Observe that \(\textrm{E}\) and \(\textrm{J}\) in (38) do not depend on \(\textrm{C}\), \(\textrm{Z}\), \(\zeta \), \(\gamma \), \(\textrm{R}\), \(\vartheta \), while the Hamiltonians (7), do not depend on \(\textrm{Z}\), \(\zeta \), \(\gamma \), \(\ell \).

The details on the derivation of the formulae in (38) may be found in [17].

Renormalizable integrability In this section we review the property of renormalizable integrability pointed out in [16].

We consider the function \(\textrm{U}_\beta \) in (8) with \(\beta =1\), which is given by

$$\begin{aligned} \textrm{U}(\textrm{r}, \varLambda , \varTheta , \textrm{G}, \textrm{g})=\frac{1 }{2\pi }\int _0^{2\pi } \frac{d\ell }{\sqrt{{\textrm{r}}^2+2\textrm{r}a\sqrt{1-\frac{\varTheta ^2}{\textrm{G}^2}} \textrm{p}+{a}^2\varrho ^2}} \end{aligned}$$

(42)

and the function

$$\textrm{E}_0=\textrm{G}^2+\textrm{r}\sqrt{1-\frac{\varTheta ^2}{\textrm{G}^2}}\sqrt{1-\frac{\textrm{G}^2}{\varLambda ^2}}\cos \textrm{g}$$

in (38). These two functions have the following remarkable properties:

(\(\mathcal {P}_1\)):

they have one effective degree-of-freedom, as they depend on one conjugated couple of coordinates: the couple \((\textrm{G}, \textrm{g}\));

(\(\mathcal {P}_2\)):

they Poisson-commute:

$$\begin{aligned} \Big \{\textrm{U},\ \textrm{E}_0\Big \}=0\, . \end{aligned}$$

(43)

Relation (43) can be proved taking the \(\ell \)-average of (33), and exploiting that \(\textrm{J}_0\) depends only on \(\varLambda \); see [16]. The following definition relies precisely with this situation.

Definition 1

([16]) Let h, g be two functions of the form

$$\begin{aligned} h(p, q, y, x)=\widehat{h}(\textrm{I}(p,q), y, x)\, , \qquad g(p, q, y, x)=\widehat{g}(\textrm{I}(p,q), y, x)\end{aligned}$$

(44)

where

$$\begin{aligned} (p, q, y, x)\in \mathcal {D}:=\mathcal {B}\times U\end{aligned}$$

(45)

with \( U\subset {\mathbb R}^2\), \(\mathcal {B}\subset {\mathbb R}^{2n}\) open and connected, \((p,q)=\) \((p_1\), \(\cdots \), \(p_n\), \(q_1\), \(\cdots \), \(q_n)\) conjugate coordinates with respect to the two-form \(\omega =dy\wedge dx+\sum _{i=1}^{n}dp_i\wedge dq_i\) and \(\textrm{I}(p,q)=(\textrm{I}_1(p,q), \cdots , \textrm{I}_n(p,q))\), with

$$\begin{aligned}\textrm{I}_i:\ \mathcal {B}\rightarrow {\mathbb R}\, , \qquad i=1,\cdots , n\end{aligned}$$

pairwise Poisson commuting:

$$\begin{aligned} \big \{\textrm{I}_i,\textrm{I}_j\big \}=0\qquad \forall \ 1\le i<j\le n\qquad i=1,\cdots , n\, . \end{aligned}$$

(46)
######
__TASK__:
In the excerpt on renormalizable integrability, which conjugated couple of coordinates do the functions U and E₀ depend on?
######
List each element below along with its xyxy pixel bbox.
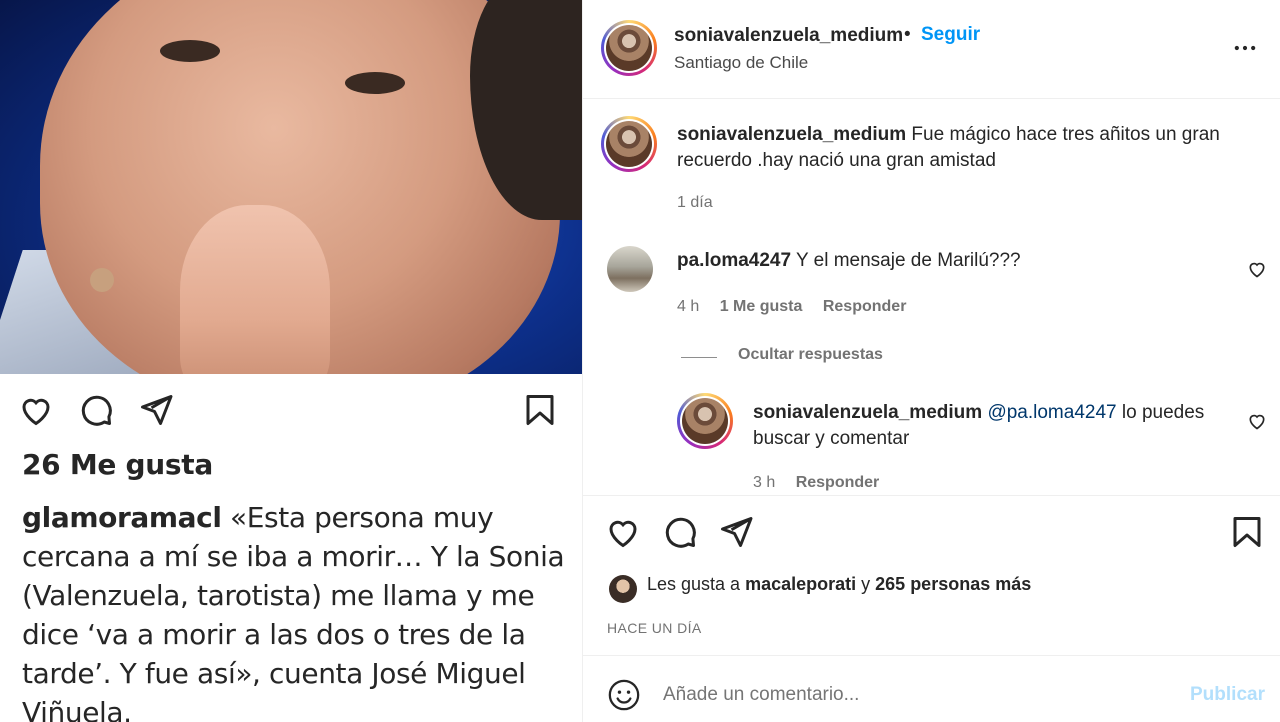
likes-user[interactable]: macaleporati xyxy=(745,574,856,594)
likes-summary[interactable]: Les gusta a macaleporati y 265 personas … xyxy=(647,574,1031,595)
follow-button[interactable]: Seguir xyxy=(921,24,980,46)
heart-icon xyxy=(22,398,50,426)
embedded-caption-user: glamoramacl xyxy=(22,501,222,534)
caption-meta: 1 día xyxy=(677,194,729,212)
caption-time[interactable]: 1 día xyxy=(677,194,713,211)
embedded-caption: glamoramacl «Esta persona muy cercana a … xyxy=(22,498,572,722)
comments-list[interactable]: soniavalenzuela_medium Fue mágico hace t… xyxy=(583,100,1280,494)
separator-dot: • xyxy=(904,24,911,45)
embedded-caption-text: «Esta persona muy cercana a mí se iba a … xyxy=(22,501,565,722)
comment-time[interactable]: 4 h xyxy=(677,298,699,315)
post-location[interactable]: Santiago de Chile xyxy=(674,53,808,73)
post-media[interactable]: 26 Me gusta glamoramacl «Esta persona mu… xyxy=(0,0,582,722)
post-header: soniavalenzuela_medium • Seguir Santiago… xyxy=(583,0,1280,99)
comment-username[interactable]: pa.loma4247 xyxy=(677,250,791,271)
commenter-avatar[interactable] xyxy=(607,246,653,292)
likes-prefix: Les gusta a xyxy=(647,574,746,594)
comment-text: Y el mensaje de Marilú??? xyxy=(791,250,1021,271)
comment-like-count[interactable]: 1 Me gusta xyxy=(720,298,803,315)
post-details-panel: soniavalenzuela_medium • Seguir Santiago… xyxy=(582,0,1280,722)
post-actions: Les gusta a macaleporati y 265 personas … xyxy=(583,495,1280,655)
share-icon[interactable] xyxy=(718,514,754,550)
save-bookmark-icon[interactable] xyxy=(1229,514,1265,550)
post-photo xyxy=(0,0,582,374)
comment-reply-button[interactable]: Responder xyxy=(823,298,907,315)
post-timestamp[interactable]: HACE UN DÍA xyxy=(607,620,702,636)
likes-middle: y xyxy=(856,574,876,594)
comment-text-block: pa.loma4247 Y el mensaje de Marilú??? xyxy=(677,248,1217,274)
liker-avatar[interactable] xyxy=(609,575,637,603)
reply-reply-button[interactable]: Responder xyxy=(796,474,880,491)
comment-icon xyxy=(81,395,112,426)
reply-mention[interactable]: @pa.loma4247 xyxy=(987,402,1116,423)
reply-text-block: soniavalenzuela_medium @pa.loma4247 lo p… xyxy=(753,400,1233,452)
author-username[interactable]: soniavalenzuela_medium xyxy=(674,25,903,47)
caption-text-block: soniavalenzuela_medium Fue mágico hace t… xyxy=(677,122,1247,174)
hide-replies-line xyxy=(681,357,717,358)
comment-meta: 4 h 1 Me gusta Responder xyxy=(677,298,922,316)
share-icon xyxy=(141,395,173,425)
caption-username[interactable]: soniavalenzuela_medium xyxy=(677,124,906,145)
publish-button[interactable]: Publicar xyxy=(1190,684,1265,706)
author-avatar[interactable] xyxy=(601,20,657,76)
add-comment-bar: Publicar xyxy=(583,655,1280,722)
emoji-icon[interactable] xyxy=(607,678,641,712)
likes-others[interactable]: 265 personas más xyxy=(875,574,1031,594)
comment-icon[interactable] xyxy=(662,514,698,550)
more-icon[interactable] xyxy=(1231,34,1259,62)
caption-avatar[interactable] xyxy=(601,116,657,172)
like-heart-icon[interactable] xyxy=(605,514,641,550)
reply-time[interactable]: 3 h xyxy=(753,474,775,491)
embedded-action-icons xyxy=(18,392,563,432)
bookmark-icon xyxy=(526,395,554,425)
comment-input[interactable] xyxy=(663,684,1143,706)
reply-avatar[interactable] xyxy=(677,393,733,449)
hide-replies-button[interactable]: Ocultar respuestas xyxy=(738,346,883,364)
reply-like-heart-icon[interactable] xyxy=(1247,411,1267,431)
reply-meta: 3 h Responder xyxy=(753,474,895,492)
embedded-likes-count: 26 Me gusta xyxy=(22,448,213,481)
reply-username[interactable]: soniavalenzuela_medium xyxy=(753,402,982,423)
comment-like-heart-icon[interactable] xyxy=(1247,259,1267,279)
######
__RESULT__:
The couple (G, g).